__The task__.
Pull every line with the word "indicated" out of the entries below.

__Data supplied__.
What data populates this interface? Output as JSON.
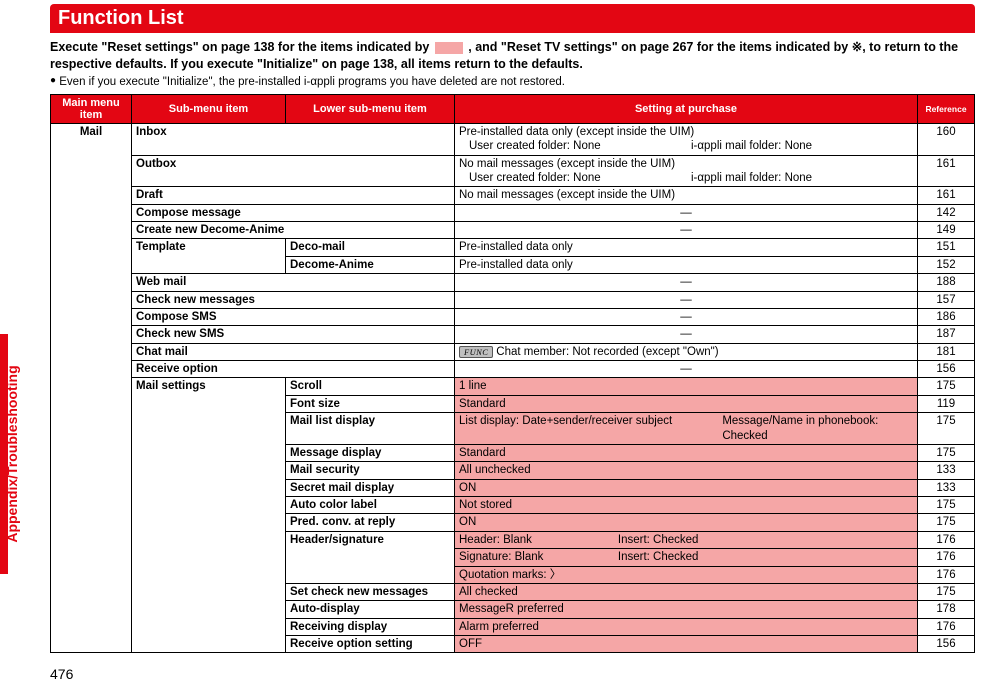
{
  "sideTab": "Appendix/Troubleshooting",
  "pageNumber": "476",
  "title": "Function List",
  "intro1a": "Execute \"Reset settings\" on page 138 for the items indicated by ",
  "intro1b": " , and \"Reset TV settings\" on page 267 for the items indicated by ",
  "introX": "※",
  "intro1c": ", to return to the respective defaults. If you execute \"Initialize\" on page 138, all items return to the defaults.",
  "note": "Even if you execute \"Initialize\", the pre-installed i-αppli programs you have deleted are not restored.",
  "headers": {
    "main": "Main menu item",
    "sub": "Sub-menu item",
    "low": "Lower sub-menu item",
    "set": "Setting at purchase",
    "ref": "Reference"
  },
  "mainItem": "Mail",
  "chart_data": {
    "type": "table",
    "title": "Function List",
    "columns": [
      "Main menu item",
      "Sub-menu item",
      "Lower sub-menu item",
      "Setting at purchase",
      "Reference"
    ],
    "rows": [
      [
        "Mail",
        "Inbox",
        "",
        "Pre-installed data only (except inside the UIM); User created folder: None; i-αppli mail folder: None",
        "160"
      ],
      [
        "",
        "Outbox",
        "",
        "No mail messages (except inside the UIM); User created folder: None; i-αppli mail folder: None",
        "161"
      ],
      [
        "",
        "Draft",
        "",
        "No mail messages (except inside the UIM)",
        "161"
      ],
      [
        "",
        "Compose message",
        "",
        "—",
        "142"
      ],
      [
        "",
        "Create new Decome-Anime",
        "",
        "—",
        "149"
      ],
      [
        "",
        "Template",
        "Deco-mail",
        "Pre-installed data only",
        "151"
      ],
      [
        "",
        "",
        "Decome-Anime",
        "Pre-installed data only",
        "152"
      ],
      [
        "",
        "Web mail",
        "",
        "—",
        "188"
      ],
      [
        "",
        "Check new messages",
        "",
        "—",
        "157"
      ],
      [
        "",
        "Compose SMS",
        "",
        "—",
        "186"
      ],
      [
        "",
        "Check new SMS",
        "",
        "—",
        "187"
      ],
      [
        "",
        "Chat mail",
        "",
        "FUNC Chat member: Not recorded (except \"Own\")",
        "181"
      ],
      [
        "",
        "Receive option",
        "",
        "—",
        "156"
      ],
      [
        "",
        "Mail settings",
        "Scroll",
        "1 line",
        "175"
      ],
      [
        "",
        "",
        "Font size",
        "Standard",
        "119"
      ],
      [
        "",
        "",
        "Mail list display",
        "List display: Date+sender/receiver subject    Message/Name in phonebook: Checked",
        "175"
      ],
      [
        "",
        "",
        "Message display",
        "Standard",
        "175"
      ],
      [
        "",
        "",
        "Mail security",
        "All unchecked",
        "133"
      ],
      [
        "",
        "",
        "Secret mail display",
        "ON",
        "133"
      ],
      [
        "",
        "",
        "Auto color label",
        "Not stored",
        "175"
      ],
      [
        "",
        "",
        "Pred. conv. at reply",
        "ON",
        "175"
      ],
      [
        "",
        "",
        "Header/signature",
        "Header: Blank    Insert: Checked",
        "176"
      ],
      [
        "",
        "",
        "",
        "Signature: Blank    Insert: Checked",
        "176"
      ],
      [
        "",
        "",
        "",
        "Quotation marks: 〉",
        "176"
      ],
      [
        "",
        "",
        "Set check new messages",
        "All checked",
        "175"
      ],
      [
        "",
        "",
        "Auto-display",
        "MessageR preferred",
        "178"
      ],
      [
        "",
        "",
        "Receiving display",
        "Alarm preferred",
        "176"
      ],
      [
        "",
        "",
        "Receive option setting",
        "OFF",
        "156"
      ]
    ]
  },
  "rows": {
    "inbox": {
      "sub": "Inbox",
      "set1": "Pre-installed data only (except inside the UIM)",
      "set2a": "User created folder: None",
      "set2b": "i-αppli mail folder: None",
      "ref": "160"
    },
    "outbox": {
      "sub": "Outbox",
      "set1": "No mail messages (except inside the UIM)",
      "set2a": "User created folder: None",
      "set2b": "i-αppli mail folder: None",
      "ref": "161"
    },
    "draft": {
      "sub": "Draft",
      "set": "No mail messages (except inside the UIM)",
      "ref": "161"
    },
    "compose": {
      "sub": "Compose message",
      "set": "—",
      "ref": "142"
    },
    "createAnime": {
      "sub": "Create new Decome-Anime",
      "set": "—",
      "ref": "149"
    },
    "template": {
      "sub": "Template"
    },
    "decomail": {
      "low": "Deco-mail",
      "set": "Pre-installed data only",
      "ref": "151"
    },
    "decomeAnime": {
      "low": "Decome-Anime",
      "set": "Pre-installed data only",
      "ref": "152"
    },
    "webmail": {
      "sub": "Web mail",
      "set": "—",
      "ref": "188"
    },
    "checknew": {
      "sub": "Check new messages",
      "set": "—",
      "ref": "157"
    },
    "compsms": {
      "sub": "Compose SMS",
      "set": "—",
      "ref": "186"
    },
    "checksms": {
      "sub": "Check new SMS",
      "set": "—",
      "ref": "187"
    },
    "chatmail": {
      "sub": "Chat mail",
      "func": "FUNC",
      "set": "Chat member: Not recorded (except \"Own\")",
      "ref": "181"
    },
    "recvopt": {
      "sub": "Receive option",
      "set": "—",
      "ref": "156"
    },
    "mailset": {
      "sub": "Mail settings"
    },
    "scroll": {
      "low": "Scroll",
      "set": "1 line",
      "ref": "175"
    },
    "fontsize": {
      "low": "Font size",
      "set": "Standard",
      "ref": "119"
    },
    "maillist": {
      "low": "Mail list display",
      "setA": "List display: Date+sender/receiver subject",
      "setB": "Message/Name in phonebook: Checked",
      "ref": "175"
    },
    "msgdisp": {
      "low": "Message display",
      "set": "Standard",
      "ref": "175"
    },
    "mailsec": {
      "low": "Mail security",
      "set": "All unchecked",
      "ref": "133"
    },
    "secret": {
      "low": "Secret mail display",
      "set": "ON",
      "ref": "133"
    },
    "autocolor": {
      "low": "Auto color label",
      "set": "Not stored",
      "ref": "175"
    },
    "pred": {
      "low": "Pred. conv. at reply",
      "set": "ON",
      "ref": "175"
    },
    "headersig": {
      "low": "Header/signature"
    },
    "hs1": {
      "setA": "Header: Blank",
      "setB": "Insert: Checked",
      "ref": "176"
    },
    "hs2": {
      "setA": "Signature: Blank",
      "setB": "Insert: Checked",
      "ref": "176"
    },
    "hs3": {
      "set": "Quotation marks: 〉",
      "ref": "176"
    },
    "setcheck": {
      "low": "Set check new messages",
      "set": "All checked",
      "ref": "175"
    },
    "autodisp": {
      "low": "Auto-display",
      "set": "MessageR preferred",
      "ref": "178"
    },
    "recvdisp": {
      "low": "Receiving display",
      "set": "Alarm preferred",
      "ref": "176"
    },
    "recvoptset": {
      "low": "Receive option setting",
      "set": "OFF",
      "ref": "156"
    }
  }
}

__Finished answer__.
  "intro1a": "Execute \"Reset settings\" on page 138 for the items indicated by ",
  "intro1b": " , and \"Reset TV settings\" on page 267 for the items indicated by ",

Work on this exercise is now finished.